**Exercise goal**.
Lines containing "figure" are to be counted. Report the count alone.

━━ Input material

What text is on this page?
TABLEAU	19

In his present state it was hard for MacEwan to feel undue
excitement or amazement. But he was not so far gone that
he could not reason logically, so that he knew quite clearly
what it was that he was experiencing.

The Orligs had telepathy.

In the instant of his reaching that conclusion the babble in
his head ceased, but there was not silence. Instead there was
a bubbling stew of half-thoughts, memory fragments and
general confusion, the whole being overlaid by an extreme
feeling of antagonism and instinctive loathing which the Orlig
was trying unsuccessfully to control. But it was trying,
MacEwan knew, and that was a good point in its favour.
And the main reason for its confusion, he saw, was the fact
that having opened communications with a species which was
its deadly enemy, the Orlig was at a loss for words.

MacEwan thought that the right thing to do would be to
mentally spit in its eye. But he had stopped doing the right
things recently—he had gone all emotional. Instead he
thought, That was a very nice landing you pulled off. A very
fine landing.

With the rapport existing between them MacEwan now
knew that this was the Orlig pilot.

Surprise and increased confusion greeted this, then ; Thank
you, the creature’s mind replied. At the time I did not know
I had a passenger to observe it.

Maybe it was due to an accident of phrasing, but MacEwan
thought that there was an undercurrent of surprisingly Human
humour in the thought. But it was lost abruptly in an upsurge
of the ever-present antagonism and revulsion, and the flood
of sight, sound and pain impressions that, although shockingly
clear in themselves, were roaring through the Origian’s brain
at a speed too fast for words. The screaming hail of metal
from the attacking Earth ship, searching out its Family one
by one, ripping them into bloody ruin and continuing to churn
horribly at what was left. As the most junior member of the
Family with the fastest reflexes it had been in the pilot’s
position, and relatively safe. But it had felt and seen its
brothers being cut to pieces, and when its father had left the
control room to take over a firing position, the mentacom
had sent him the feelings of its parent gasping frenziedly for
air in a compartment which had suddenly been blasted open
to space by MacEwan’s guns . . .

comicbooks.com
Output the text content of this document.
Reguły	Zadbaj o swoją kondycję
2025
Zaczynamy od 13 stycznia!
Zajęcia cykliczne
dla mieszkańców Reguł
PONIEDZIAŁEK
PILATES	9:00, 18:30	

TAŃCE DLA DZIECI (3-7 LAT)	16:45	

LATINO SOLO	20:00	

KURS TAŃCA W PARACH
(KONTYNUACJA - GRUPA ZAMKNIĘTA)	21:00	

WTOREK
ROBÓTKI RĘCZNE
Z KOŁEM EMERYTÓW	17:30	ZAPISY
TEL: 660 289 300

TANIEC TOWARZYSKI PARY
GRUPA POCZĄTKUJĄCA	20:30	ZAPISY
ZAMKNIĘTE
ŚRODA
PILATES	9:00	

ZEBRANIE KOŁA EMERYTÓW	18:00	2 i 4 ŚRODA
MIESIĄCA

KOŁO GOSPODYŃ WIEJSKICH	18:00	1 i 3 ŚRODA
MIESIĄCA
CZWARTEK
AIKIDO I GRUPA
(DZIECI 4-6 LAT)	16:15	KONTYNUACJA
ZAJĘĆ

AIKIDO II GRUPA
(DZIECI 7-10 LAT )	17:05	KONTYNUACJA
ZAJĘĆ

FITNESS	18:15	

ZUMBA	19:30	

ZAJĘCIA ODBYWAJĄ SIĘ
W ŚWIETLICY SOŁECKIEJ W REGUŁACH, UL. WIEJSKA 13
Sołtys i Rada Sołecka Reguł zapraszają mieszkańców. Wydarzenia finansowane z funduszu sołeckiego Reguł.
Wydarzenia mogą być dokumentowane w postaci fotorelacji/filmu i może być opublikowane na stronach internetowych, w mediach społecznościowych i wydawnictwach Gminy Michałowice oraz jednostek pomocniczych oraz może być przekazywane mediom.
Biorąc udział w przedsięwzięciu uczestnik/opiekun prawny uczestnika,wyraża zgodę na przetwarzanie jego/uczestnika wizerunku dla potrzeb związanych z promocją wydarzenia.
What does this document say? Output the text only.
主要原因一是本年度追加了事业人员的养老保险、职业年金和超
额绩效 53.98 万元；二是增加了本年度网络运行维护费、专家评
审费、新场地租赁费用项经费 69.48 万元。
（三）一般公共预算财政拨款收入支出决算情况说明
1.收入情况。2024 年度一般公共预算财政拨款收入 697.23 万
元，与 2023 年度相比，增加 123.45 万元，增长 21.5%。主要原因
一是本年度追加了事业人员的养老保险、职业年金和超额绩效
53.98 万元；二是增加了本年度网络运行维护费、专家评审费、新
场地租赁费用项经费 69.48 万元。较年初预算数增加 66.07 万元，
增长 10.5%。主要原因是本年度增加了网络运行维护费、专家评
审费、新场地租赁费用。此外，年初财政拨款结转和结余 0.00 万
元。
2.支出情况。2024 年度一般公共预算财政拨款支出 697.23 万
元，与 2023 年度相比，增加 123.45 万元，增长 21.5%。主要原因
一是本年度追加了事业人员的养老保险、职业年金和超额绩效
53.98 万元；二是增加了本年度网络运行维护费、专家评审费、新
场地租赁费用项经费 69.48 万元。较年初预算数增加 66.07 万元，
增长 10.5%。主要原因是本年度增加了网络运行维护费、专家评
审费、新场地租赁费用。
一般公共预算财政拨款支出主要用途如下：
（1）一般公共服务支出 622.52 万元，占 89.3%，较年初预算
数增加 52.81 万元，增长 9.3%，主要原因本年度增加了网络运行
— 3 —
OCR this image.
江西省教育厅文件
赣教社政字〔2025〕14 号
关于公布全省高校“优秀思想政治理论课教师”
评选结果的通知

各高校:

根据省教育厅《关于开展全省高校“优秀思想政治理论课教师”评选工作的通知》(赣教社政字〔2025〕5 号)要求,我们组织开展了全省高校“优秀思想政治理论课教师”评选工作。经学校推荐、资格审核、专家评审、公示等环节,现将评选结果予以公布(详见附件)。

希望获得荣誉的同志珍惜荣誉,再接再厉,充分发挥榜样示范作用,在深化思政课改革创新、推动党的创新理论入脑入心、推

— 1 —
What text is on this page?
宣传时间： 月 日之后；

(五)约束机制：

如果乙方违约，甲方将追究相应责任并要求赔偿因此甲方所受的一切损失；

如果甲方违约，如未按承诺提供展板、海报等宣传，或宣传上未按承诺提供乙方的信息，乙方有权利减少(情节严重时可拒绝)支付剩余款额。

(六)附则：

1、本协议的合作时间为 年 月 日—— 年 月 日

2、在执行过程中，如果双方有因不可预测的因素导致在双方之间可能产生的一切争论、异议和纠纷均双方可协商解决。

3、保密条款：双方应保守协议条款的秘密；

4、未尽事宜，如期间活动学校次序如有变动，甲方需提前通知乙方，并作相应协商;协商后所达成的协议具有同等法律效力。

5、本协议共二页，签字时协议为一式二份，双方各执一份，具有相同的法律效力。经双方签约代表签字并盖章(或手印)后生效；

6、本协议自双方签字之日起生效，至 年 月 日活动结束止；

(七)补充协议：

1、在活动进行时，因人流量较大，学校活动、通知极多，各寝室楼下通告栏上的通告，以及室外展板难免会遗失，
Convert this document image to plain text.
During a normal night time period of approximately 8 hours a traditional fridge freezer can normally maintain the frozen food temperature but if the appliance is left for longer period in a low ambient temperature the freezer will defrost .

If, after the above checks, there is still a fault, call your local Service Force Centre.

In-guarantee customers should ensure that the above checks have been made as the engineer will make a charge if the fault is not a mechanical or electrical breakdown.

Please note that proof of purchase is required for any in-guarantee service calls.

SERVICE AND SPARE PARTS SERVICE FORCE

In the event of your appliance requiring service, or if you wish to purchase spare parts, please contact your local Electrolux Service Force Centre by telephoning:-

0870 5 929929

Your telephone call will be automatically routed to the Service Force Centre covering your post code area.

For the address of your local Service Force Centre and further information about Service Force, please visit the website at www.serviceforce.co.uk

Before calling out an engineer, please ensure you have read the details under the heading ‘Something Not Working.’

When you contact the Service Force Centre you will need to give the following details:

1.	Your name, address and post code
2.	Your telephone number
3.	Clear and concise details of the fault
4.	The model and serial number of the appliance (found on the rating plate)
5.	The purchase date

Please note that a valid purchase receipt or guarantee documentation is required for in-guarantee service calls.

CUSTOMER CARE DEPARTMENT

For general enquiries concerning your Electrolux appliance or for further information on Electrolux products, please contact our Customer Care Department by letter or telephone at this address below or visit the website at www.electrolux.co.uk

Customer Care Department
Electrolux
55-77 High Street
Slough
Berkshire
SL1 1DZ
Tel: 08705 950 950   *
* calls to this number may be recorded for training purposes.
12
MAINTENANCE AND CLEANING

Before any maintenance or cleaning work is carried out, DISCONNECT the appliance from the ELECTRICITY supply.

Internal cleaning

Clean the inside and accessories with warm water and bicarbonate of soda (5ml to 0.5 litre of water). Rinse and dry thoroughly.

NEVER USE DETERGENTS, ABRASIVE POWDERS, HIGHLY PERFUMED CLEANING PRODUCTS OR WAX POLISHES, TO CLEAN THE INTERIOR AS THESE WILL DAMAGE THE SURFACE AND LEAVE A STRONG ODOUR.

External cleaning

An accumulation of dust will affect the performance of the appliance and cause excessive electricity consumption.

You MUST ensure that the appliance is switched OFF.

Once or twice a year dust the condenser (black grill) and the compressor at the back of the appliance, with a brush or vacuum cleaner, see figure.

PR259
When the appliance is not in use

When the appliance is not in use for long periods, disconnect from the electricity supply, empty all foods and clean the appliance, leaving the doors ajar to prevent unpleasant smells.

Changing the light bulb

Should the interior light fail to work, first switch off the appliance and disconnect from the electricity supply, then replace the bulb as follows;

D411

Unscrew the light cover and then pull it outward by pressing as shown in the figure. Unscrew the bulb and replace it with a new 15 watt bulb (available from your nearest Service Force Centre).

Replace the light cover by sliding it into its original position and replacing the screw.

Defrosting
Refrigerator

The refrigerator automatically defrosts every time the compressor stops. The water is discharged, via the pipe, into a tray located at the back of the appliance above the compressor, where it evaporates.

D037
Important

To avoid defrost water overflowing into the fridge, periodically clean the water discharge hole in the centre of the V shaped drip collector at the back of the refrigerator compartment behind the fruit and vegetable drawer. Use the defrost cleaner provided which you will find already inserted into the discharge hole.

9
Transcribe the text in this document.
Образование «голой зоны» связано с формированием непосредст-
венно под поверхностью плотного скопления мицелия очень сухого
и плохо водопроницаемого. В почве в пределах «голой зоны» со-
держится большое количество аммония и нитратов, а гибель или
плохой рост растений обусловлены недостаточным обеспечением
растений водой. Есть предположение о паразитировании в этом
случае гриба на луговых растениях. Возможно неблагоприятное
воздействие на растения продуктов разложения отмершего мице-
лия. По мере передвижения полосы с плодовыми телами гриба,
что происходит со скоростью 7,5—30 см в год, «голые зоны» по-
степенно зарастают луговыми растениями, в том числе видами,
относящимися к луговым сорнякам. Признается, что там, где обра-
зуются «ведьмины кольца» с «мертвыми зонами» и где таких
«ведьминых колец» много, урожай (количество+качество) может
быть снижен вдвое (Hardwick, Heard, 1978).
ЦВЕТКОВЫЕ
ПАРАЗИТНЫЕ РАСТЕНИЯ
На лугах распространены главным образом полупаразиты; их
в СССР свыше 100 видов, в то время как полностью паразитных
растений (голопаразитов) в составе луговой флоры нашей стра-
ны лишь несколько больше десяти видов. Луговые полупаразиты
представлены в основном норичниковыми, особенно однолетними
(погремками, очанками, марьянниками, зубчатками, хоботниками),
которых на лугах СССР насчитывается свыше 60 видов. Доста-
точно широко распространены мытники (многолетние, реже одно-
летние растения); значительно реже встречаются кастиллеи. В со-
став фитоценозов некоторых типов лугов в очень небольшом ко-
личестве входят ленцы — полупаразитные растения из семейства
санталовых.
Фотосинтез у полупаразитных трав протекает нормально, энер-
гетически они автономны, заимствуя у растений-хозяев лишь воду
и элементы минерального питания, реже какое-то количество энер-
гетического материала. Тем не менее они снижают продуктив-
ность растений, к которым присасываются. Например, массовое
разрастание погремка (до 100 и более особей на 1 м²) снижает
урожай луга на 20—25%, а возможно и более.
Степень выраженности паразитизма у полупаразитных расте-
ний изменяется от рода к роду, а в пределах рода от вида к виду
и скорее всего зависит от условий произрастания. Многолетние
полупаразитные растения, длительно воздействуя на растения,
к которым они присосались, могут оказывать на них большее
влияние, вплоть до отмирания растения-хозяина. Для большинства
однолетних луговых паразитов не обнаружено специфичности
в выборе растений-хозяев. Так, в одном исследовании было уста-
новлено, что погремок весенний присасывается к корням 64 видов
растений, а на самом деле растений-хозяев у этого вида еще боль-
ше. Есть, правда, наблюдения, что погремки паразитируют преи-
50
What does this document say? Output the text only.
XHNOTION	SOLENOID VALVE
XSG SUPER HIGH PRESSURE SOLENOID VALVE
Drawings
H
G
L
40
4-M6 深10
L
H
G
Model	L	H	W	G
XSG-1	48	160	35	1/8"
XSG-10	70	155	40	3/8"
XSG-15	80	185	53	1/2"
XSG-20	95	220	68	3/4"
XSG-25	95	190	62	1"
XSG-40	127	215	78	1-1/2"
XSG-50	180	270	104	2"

━━━━

**Result of the task**.
2